[Data entries for graphics]
::::::::::

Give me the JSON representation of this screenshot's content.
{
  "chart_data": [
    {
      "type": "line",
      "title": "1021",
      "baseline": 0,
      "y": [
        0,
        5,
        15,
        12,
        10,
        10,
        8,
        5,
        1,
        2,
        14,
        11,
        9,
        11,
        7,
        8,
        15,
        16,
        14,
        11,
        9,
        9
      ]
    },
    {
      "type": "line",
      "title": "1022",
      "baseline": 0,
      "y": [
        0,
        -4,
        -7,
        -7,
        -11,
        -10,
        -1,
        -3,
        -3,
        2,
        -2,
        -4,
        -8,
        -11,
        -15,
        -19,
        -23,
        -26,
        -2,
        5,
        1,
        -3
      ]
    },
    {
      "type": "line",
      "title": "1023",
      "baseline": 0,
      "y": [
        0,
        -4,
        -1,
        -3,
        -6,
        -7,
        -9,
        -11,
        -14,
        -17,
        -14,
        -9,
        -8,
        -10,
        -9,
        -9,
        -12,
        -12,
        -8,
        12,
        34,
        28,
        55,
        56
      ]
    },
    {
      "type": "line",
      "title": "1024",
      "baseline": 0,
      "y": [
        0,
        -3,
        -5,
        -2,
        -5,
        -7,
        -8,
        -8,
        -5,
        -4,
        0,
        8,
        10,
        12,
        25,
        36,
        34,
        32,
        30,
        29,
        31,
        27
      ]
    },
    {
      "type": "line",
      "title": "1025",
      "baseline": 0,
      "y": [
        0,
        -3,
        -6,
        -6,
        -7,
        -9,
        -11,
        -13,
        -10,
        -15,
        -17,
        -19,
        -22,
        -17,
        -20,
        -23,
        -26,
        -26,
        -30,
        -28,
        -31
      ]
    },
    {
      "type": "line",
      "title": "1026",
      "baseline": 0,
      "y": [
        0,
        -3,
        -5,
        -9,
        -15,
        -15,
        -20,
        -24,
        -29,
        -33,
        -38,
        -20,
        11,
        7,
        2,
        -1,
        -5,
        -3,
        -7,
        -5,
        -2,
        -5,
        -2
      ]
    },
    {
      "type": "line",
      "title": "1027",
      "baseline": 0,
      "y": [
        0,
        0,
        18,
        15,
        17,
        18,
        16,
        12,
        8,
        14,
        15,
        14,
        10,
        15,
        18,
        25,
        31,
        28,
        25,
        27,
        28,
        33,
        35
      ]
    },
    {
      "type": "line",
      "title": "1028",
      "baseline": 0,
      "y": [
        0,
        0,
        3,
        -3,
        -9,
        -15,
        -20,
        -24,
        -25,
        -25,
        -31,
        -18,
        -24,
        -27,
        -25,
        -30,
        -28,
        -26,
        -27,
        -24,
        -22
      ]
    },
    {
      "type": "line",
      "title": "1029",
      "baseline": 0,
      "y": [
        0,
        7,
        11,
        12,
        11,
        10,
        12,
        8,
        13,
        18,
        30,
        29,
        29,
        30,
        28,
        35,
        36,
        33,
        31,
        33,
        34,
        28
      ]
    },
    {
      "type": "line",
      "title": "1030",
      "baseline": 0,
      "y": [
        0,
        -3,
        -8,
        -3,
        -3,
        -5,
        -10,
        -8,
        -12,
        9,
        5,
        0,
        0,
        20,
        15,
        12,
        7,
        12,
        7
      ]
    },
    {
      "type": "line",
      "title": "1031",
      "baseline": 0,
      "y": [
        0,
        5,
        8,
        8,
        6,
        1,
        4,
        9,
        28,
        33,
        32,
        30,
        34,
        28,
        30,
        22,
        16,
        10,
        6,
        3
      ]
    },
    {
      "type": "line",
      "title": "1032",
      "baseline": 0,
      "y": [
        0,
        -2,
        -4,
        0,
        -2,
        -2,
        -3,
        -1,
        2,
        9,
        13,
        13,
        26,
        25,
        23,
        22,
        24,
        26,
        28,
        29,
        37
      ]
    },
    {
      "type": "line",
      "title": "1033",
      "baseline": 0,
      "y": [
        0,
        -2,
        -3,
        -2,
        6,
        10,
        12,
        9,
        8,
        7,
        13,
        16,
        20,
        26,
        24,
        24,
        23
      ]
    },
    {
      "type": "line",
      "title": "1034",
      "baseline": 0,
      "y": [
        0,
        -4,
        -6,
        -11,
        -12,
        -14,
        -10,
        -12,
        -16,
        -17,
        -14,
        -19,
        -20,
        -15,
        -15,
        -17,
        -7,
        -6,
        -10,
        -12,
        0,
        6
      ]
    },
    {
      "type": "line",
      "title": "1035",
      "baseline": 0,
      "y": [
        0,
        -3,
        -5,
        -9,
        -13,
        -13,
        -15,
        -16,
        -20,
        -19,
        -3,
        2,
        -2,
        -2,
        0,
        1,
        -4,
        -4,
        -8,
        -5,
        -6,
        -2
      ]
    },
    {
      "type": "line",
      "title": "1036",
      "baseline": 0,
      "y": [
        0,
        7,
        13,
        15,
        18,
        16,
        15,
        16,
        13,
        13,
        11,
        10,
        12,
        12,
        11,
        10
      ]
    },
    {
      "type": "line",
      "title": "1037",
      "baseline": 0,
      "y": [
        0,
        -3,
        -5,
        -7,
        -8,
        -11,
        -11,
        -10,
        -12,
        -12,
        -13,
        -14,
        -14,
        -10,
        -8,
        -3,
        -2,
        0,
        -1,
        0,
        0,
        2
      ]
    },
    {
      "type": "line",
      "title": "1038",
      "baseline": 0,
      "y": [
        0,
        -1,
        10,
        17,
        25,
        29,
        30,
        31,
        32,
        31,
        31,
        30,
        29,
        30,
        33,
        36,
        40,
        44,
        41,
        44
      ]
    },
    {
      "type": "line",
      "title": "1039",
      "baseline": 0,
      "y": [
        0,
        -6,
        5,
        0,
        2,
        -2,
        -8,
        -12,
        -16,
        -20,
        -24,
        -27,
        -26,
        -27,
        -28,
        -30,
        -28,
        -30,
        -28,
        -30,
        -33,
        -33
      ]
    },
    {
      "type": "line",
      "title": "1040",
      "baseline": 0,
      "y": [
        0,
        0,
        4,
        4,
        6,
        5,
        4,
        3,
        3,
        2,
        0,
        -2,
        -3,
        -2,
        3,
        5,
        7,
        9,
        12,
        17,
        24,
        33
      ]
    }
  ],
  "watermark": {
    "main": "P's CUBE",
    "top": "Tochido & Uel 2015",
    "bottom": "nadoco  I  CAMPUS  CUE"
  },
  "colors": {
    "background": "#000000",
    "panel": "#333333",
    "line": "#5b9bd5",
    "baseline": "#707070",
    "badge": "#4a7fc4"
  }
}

::::::::::

### WHAT THIS TASK INVOLVES
All of the entries must be quoted exactly; please include each one.

### WRITTEN REPLY
Give me the JSON representation of this screenshot's content.
{
  "chart_data": [
    {
      "type": "line",
      "title": "1021",
      "baseline": 0,
      "y": [
        0,
        5,
        15,
        12,
        10,
        10,
        8,
        5,
        1,
        2,
        14,
        11,
        9,
        11,
        7,
        8,
        15,
        16,
        14,
        11,
        9,
        9
      ]
    },
    {
      "type": "line",
      "title": "1022",
      "baseline": 0,
      "y": [
        0,
        -4,
        -7,
        -7,
        -11,
        -10,
        -1,
        -3,
        -3,
        2,
        -2,
        -4,
        -8,
        -11,
        -15,
        -19,
        -23,
        -26,
        -2,
        5,
        1,
        -3
      ]
    },
    {
      "type": "line",
      "title": "1023",
      "baseline": 0,
      "y": [
        0,
        -4,
        -1,
        -3,
        -6,
        -7,
        -9,
        -11,
        -14,
        -17,
        -14,
        -9,
        -8,
        -10,
        -9,
        -9,
        -12,
        -12,
        -8,
        12,
        34,
        28,
        55,
        56
      ]
    },
    {
      "type": "line",
      "title": "1024",
      "baseline": 0,
      "y": [
        0,
        -3,
        -5,
        -2,
        -5,
        -7,
        -8,
        -8,
        -5,
        -4,
        0,
        8,
        10,
        12,
        25,
        36,
        34,
        32,
        30,
        29,
        31,
        27
      ]
    },
    {
      "type": "line",
      "title": "1025",
      "baseline": 0,
      "y": [
        0,
        -3,
        -6,
        -6,
        -7,
        -9,
        -11,
        -13,
        -10,
        -15,
        -17,
        -19,
        -22,
        -17,
        -20,
        -23,
        -26,
        -26,
        -30,
        -28,
        -31
      ]
    },
    {
      "type": "line",
      "title": "1026",
      "baseline": 0,
      "y": [
        0,
        -3,
        -5,
        -9,
        -15,
        -15,
        -20,
        -24,
        -29,
        -33,
        -38,
        -20,
        11,
        7,
        2,
        -1,
        -5,
        -3,
        -7,
        -5,
        -2,
        -5,
        -2
      ]
    },
    {
      "type": "line",
      "title": "1027",
      "baseline": 0,
      "y": [
        0,
        0,
        18,
        15,
        17,
        18,
        16,
        12,
        8,
        14,
        15,
        14,
        10,
        15,
        18,
        25,
        31,
        28,
        25,
        27,
        28,
        33,
        35
      ]
    },
    {
      "type": "line",
      "title": "1028",
      "baseline": 0,
      "y": [
        0,
        0,
        3,
        -3,
        -9,
        -15,
        -20,
        -24,
        -25,
        -25,
        -31,
        -18,
        -24,
        -27,
        -25,
        -30,
        -28,
        -26,
        -27,
        -24,
        -22
      ]
    },
    {
      "type": "line",
      "title": "1029",
      "baseline": 0,
      "y": [
        0,
        7,
        11,
        12,
        11,
        10,
        12,
        8,
        13,
        18,
        30,
        29,
        29,
        30,
        28,
        35,
        36,
        33,
        31,
        33,
        34,
        28
      ]
    },
    {
      "type": "line",
      "title": "1030",
      "baseline": 0,
      "y": [
        0,
        -3,
        -8,
        -3,
        -3,
        -5,
        -10,
        -8,
        -12,
        9,
        5,
        0,
        0,
        20,
        15,
        12,
        7,
        12,
        7
      ]
    },
    {
      "type": "line",
      "title": "1031",
      "baseline": 0,
      "y": [
        0,
        5,
        8,
        8,
        6,
        1,
        4,
        9,
        28,
        33,
        32,
        30,
        34,
        28,
        30,
        22,
        16,
        10,
        6,
        3
      ]
    },
    {
      "type": "line",
      "title": "1032",
      "baseline": 0,
      "y": [
        0,
        -2,
        -4,
        0,
        -2,
        -2,
        -3,
        -1,
        2,
        9,
        13,
        13,
        26,
        25,
        23,
        22,
        24,
        26,
        28,
        29,
        37
      ]
    },
    {
      "type": "line",
      "title": "1033",
      "baseline": 0,
      "y": [
        0,
        -2,
        -3,
        -2,
        6,
        10,
        12,
        9,
        8,
        7,
        13,
        16,
        20,
        26,
        24,
        24,
        23
      ]
    },
    {
      "type": "line",
      "title": "1034",
      "baseline": 0,
      "y": [
        0,
        -4,
        -6,
        -11,
        -12,
        -14,
        -10,
        -12,
        -16,
        -17,
        -14,
        -19,
        -20,
        -15,
        -15,
        -17,
        -7,
        -6,
        -10,
        -12,
        0,
        6
      ]
    },
    {
      "type": "line",
      "title": "1035",
      "baseline": 0,
      "y": [
        0,
        -3,
        -5,
        -9,
        -13,
        -13,
        -15,
        -16,
        -20,
        -19,
        -3,
        2,
        -2,
        -2,
        0,
        1,
        -4,
        -4,
        -8,
        -5,
        -6,
        -2
      ]
    },
    {
      "type": "line",
      "title": "1036",
      "baseline": 0,
      "y": [
        0,
        7,
        13,
        15,
        18,
        16,
        15,
        16,
        13,
        13,
        11,
        10,
        12,
        12,
        11,
        10
      ]
    },
    {
      "type": "line",
      "title": "1037",
      "baseline": 0,
      "y": [
        0,
        -3,
        -5,
        -7,
        -8,
        -11,
        -11,
        -10,
        -12,
        -12,
        -13,
        -14,
        -14,
        -10,
        -8,
        -3,
        -2,
        0,
        -1,
        0,
        0,
        2
      ]
    },
    {
      "type": "line",
      "title": "1038",
      "baseline": 0,
      "y": [
        0,
        -1,
        10,
        17,
        25,
        29,
        30,
        31,
        32,
        31,
        31,
        30,
        29,
        30,
        33,
        36,
        40,
        44,
        41,
        44
      ]
    },
    {
      "type": "line",
      "title": "1039",
      "baseline": 0,
      "y": [
        0,
        -6,
        5,
        0,
        2,
        -2,
        -8,
        -12,
        -16,
        -20,
        -24,
        -27,
        -26,
        -27,
        -28,
        -30,
        -28,
        -30,
        -28,
        -30,
        -33,
        -33
      ]
    },
    {
      "type": "line",
      "title": "1040",
      "baseline": 0,
      "y": [
        0,
        0,
        4,
        4,
        6,
        5,
        4,
        3,
        3,
        2,
        0,
        -2,
        -3,
        -2,
        3,
        5,
        7,
        9,
        12,
        17,
        24,
        33
      ]
    }
  ],
  "watermark": {
    "main": "P's CUBE",
    "top": "Tochido & Uel 2015",
    "bottom": "nadoco  I  CAMPUS  CUE"
  },
  "colors": {
    "background": "#000000",
    "panel": "#333333",
    "line": "#5b9bd5",
    "baseline": "#707070",
    "badge": "#4a7fc4"
  }
}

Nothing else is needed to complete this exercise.